─── Provided data

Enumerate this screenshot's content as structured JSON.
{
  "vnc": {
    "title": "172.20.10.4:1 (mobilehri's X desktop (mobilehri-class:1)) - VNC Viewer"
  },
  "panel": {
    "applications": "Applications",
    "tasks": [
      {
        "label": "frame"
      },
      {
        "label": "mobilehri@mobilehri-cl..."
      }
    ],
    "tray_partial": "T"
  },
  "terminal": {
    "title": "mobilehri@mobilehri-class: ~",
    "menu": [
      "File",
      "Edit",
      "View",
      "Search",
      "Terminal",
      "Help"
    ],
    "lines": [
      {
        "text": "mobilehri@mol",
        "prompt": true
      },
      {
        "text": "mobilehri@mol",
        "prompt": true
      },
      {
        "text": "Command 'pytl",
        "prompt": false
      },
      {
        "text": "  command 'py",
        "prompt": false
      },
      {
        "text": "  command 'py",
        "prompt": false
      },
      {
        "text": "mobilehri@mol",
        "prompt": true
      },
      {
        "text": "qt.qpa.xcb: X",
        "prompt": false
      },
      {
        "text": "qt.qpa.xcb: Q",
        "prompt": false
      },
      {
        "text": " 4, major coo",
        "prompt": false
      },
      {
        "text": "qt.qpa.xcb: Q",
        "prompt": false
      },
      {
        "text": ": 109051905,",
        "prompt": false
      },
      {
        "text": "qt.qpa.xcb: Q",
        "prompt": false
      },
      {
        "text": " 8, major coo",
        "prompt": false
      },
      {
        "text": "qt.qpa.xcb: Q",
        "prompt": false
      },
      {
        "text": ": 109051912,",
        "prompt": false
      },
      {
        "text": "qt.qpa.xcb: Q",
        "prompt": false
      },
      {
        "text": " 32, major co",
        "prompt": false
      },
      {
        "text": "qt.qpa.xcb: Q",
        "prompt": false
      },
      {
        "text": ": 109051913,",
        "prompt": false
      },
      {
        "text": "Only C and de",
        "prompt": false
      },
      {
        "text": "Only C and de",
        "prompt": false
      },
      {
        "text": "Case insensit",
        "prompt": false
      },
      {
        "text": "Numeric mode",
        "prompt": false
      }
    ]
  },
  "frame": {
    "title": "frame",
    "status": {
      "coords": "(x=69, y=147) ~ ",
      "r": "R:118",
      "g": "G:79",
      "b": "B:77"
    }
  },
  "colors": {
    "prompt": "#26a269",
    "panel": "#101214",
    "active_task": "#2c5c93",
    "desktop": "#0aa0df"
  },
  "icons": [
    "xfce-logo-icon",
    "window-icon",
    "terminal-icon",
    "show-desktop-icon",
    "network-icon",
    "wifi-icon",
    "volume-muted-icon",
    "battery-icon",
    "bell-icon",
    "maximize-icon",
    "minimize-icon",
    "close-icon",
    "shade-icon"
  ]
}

──────

**Challenge**:
Take the records above and return them exactly as written.

**Complete output**:
Enumerate this screenshot's content as structured JSON.
{
  "vnc": {
    "title": "172.20.10.4:1 (mobilehri's X desktop (mobilehri-class:1)) - VNC Viewer"
  },
  "panel": {
    "applications": "Applications",
    "tasks": [
      {
        "label": "frame"
      },
      {
        "label": "mobilehri@mobilehri-cl..."
      }
    ],
    "tray_partial": "T"
  },
  "terminal": {
    "title": "mobilehri@mobilehri-class: ~",
    "menu": [
      "File",
      "Edit",
      "View",
      "Search",
      "Terminal",
      "Help"
    ],
    "lines": [
      {
        "text": "mobilehri@mol",
        "prompt": true
      },
      {
        "text": "mobilehri@mol",
        "prompt": true
      },
      {
        "text": "Command 'pytl",
        "prompt": false
      },
      {
        "text": "  command 'py",
        "prompt": false
      },
      {
        "text": "  command 'py",
        "prompt": false
      },
      {
        "text": "mobilehri@mol",
        "prompt": true
      },
      {
        "text": "qt.qpa.xcb: X",
        "prompt": false
      },
      {
        "text": "qt.qpa.xcb: Q",
        "prompt": false
      },
      {
        "text": " 4, major coo",
        "prompt": false
      },
      {
        "text": "qt.qpa.xcb: Q",
        "prompt": false
      },
      {
        "text": ": 109051905,",
        "prompt": false
      },
      {
        "text": "qt.qpa.xcb: Q",
        "prompt": false
      },
      {
        "text": " 8, major coo",
        "prompt": false
      },
      {
        "text": "qt.qpa.xcb: Q",
        "prompt": false
      },
      {
        "text": ": 109051912,",
        "prompt": false
      },
      {
        "text": "qt.qpa.xcb: Q",
        "prompt": false
      },
      {
        "text": " 32, major co",
        "prompt": false
      },
      {
        "text": "qt.qpa.xcb: Q",
        "prompt": false
      },
      {
        "text": ": 109051913,",
        "prompt": false
      },
      {
        "text": "Only C and de",
        "prompt": false
      },
      {
        "text": "Only C and de",
        "prompt": false
      },
      {
        "text": "Case insensit",
        "prompt": false
      },
      {
        "text": "Numeric mode",
        "prompt": false
      }
    ]
  },
  "frame": {
    "title": "frame",
    "status": {
      "coords": "(x=69, y=147) ~ ",
      "r": "R:118",
      "g": "G:79",
      "b": "B:77"
    }
  },
  "colors": {
    "prompt": "#26a269",
    "panel": "#101214",
    "active_task": "#2c5c93",
    "desktop": "#0aa0df"
  },
  "icons": [
    "xfce-logo-icon",
    "window-icon",
    "terminal-icon",
    "show-desktop-icon",
    "network-icon",
    "wifi-icon",
    "volume-muted-icon",
    "battery-icon",
    "bell-icon",
    "maximize-icon",
    "minimize-icon",
    "close-icon",
    "shade-icon"
  ]
}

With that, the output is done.